(Saved data entries)
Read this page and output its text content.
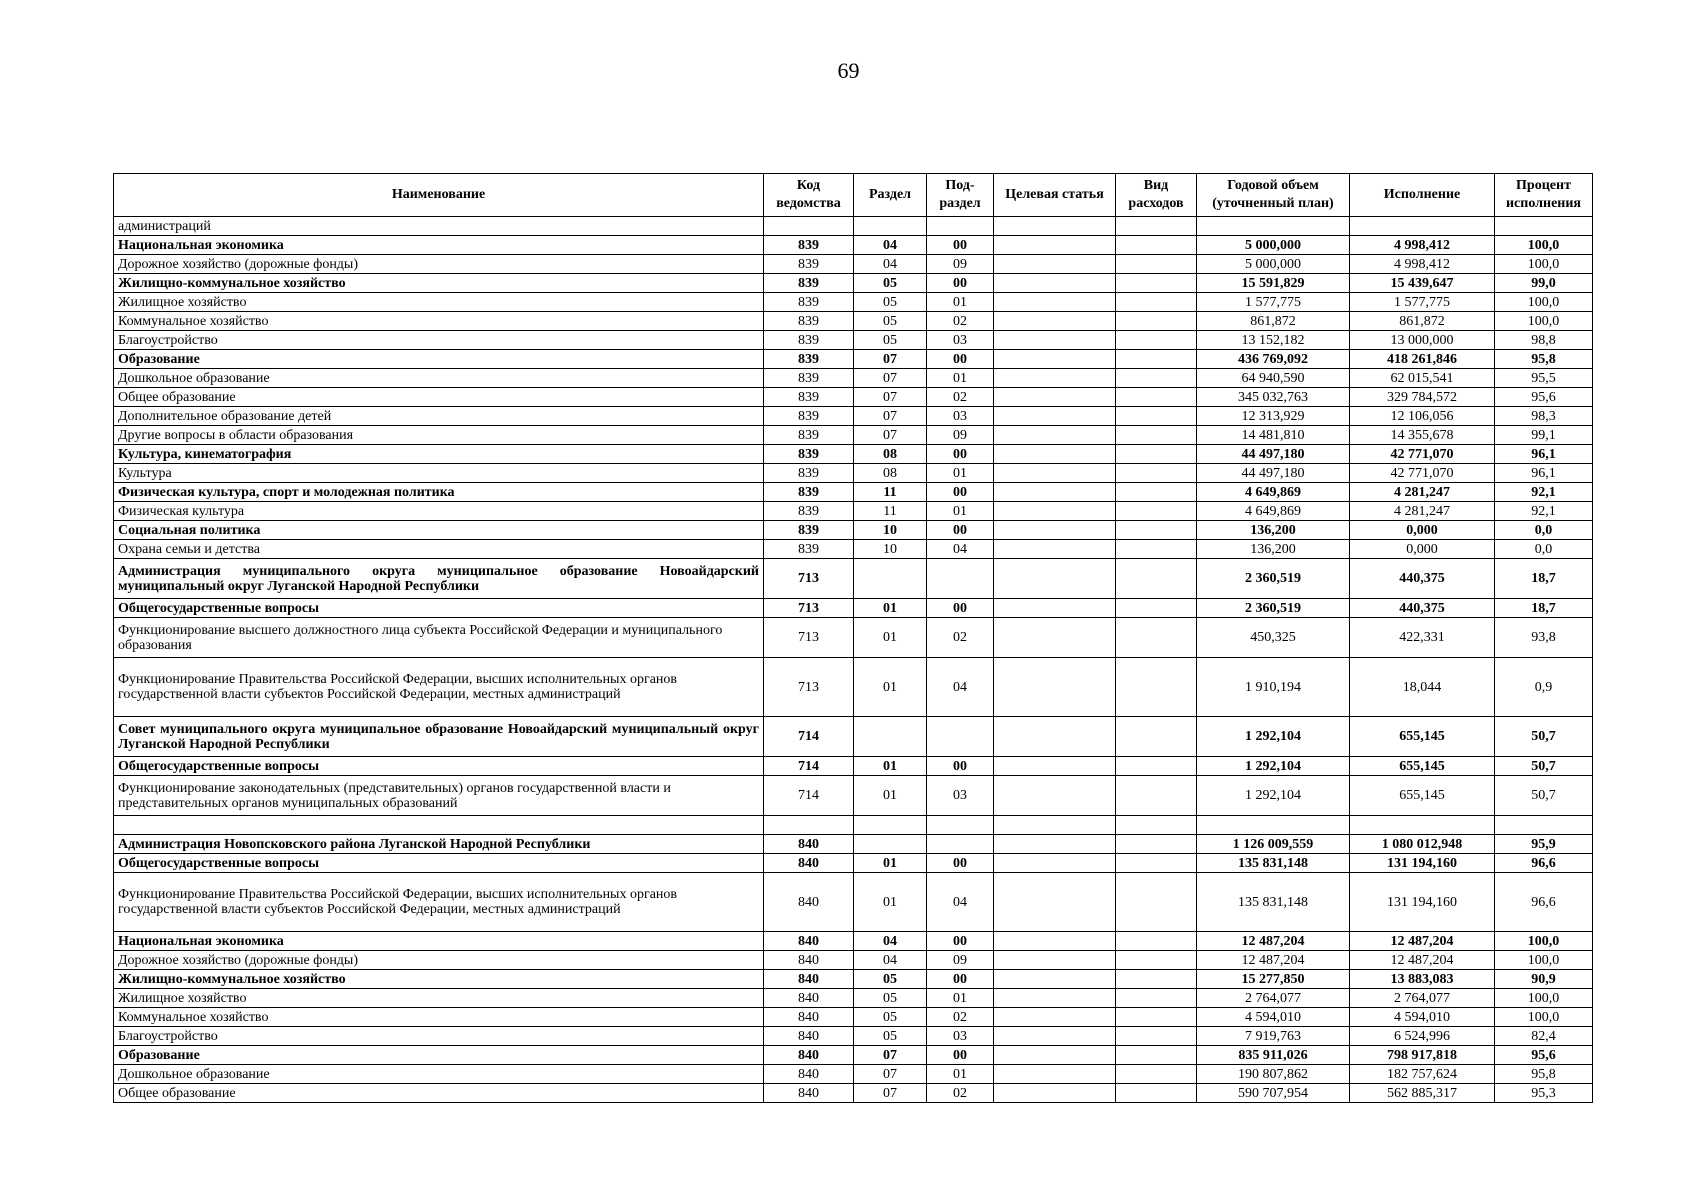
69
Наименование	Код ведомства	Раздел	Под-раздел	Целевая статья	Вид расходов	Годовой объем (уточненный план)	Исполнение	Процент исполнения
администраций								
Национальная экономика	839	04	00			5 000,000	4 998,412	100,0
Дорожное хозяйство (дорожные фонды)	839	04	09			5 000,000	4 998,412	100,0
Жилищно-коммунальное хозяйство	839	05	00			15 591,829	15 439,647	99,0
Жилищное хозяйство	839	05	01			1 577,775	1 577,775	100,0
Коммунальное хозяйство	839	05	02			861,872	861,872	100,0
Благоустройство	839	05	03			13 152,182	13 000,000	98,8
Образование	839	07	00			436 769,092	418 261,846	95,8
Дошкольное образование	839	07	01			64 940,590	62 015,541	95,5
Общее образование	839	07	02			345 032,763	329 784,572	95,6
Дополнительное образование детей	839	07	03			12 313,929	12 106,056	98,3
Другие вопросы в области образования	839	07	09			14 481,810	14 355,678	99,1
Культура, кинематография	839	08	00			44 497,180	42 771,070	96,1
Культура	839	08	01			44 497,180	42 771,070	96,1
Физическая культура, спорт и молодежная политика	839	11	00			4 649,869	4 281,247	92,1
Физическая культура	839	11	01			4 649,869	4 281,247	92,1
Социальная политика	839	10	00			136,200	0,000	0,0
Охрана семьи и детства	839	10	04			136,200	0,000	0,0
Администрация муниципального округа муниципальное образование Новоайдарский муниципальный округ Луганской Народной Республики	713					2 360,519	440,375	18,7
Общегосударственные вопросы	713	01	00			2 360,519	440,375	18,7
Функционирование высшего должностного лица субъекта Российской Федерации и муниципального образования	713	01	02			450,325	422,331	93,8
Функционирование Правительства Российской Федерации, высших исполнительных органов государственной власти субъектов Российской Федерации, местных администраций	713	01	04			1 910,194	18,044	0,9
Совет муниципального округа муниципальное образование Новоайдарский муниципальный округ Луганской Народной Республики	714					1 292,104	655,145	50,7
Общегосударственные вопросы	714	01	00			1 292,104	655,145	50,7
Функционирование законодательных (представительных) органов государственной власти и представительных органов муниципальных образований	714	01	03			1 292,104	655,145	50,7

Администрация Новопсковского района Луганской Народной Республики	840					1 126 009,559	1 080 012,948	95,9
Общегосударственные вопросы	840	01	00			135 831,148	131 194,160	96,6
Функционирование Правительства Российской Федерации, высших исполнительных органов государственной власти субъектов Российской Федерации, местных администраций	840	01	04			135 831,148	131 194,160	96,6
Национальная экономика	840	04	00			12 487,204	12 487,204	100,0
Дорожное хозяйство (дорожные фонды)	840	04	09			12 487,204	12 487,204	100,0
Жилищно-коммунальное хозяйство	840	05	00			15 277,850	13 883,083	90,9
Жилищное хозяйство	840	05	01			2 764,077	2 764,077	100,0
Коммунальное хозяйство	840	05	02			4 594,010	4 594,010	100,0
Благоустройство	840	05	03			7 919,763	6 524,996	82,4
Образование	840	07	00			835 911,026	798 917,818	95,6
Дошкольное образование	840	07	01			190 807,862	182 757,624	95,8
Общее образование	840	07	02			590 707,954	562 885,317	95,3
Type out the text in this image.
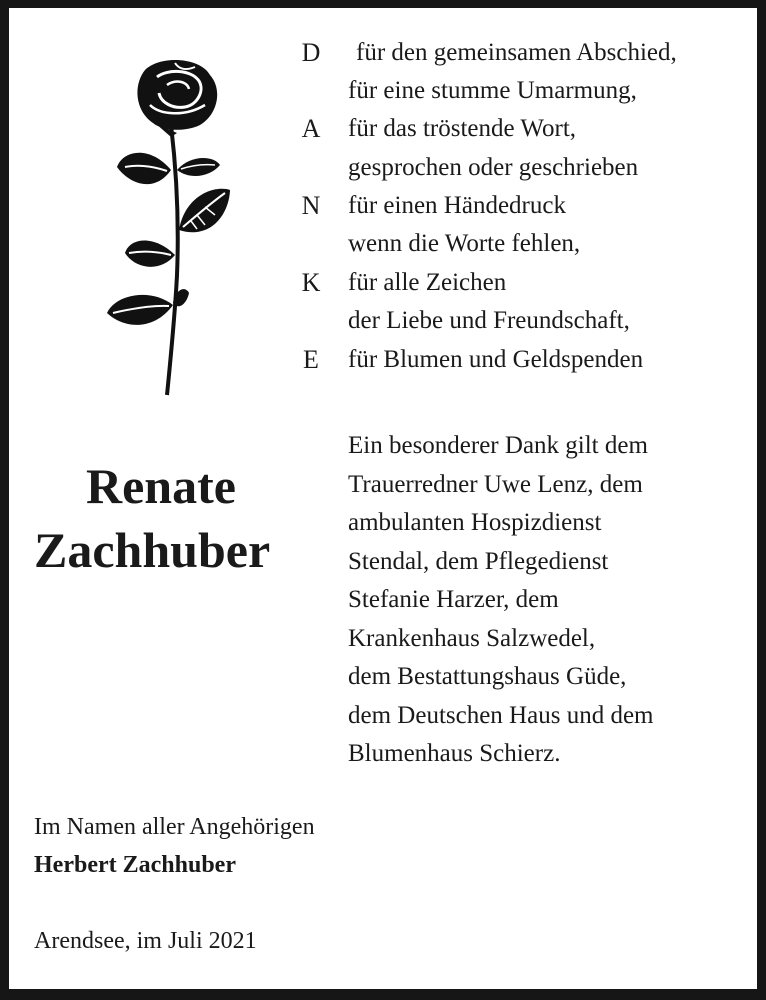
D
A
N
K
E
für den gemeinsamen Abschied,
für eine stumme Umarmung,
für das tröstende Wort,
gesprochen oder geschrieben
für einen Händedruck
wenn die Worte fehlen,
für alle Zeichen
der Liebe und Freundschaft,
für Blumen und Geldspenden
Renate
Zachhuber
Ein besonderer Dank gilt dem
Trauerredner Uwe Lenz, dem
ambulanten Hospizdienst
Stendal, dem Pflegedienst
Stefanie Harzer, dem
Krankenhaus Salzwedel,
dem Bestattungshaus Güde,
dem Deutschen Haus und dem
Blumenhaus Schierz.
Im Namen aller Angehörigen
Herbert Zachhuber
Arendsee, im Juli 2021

◆ Problem description
Locate all lines in the listing above with the word "Общегосударственные". Copy them.

◆ The answer
Общегосударственные вопросы	713	01	00			2 360,519	440,375	18,7
Общегосударственные вопросы	714	01	00			1 292,104	655,145	50,7
Общегосударственные вопросы	840	01	00			135 831,148	131 194,160	96,6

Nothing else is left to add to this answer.